#### DATA SHOWN

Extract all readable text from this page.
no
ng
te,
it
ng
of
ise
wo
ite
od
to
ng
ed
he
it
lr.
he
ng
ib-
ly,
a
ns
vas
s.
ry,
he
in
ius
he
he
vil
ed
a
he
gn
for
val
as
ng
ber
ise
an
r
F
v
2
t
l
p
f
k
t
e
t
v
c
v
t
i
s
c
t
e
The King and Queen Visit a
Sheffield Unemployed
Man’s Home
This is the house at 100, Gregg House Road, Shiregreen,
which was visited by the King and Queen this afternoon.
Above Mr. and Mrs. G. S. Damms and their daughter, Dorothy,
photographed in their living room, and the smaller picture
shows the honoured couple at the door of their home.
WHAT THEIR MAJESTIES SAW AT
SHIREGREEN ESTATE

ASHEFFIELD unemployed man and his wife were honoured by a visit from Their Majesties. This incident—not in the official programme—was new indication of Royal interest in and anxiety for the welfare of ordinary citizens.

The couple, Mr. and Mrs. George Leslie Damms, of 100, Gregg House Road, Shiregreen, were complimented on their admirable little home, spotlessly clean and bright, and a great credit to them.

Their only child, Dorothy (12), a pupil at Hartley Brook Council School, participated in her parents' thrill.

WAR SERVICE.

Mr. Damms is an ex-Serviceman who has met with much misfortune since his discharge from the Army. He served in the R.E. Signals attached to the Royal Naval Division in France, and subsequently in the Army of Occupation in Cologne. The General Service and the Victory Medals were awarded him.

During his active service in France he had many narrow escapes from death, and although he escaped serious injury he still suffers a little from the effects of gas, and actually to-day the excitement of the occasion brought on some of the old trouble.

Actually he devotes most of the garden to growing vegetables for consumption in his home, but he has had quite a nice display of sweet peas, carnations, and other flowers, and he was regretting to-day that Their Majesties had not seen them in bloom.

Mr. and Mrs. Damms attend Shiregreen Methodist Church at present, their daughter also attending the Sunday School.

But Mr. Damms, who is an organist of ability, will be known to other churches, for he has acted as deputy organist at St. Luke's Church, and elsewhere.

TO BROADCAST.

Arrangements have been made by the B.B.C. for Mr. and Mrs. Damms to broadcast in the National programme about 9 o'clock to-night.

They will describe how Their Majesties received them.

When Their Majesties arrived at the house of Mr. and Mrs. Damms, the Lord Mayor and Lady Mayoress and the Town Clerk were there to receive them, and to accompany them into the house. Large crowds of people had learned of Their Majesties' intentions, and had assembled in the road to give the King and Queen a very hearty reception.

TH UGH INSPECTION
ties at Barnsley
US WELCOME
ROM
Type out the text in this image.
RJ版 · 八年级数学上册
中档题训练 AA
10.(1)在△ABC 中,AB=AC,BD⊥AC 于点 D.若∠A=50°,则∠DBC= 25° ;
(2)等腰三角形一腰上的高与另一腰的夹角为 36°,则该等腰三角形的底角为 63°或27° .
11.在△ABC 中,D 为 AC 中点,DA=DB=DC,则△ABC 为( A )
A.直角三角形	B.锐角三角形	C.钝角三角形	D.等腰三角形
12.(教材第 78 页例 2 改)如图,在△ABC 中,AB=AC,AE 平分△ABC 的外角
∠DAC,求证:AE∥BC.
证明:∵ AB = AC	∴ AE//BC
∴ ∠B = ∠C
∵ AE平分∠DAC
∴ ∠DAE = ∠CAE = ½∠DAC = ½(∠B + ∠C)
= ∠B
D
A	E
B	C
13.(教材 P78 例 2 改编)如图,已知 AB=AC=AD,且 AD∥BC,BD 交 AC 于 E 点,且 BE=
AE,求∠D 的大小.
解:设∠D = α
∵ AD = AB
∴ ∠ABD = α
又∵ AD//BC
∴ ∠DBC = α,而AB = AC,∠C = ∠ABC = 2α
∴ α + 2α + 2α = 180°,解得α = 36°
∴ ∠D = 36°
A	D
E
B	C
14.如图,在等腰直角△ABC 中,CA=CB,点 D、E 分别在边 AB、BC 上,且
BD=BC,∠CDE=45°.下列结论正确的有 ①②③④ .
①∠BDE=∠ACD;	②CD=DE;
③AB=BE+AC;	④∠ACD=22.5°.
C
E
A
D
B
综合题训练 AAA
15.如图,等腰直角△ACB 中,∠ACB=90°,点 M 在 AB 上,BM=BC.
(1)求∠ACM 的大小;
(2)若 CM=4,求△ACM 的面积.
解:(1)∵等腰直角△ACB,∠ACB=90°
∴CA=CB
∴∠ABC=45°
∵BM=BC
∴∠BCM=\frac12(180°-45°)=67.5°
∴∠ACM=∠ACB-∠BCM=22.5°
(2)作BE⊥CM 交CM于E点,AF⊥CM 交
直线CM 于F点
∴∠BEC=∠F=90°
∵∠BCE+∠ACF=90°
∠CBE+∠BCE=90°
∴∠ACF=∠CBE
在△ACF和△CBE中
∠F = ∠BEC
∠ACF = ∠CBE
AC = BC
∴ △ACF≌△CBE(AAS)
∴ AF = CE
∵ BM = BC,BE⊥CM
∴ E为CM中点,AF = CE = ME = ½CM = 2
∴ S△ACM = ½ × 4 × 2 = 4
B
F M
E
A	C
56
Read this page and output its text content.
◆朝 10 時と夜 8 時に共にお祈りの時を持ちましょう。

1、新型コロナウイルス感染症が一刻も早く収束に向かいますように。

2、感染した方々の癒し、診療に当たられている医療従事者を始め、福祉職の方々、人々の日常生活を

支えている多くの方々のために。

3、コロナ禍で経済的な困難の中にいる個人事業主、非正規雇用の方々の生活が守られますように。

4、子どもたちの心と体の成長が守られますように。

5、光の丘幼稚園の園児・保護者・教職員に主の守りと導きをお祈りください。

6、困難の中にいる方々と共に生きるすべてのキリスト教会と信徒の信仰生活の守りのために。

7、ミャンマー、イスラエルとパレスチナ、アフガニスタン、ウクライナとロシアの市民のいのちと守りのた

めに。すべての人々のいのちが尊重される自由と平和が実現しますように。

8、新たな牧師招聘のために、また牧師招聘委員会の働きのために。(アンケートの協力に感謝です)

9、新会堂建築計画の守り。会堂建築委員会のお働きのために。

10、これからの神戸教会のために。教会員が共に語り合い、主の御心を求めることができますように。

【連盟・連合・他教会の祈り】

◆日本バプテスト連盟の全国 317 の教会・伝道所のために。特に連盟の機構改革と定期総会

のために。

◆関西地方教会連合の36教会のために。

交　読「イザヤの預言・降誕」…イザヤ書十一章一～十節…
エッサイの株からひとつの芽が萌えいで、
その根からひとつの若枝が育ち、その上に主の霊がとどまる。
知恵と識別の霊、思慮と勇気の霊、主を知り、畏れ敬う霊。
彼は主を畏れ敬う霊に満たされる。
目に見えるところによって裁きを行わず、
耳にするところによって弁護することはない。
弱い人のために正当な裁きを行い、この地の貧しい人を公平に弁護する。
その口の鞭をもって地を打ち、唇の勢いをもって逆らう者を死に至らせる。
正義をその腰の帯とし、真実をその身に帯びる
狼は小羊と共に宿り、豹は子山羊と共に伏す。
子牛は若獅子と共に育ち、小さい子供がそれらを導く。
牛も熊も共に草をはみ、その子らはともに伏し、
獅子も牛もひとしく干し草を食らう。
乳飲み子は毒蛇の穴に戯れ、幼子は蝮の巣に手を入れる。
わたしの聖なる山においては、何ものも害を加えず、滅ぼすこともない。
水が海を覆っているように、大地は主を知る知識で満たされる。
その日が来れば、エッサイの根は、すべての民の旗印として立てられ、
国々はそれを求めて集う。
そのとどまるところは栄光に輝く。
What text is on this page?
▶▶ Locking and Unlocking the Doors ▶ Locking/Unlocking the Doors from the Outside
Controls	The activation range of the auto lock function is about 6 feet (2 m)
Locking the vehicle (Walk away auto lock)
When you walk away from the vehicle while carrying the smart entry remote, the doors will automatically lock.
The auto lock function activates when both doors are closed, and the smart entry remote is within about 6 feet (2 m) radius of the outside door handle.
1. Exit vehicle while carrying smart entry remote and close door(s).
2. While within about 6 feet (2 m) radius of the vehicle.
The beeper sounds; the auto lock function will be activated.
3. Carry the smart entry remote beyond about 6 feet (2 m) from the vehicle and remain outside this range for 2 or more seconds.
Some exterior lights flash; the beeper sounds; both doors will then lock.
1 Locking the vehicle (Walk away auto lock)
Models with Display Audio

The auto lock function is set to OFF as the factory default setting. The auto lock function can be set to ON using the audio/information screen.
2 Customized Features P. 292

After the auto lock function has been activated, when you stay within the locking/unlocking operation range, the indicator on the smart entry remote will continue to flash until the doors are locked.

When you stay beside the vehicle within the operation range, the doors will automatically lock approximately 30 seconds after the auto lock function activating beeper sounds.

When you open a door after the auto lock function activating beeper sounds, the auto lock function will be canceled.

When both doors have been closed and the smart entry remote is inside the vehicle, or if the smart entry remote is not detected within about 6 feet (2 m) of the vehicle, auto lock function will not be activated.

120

########

**JOB:**
Write out every line of the data that holds the word "closed".

**RESULT OF THE TASK:**
The auto lock function activates when both doors are closed, and the smart entry remote is within about 6 feet (2 m) radius of the outside door handle.
When both doors have been closed and the smart entry remote is inside the vehicle, or if the smart entry remote is not detected within about 6 feet (2 m) of the vehicle, auto lock function will not be activated.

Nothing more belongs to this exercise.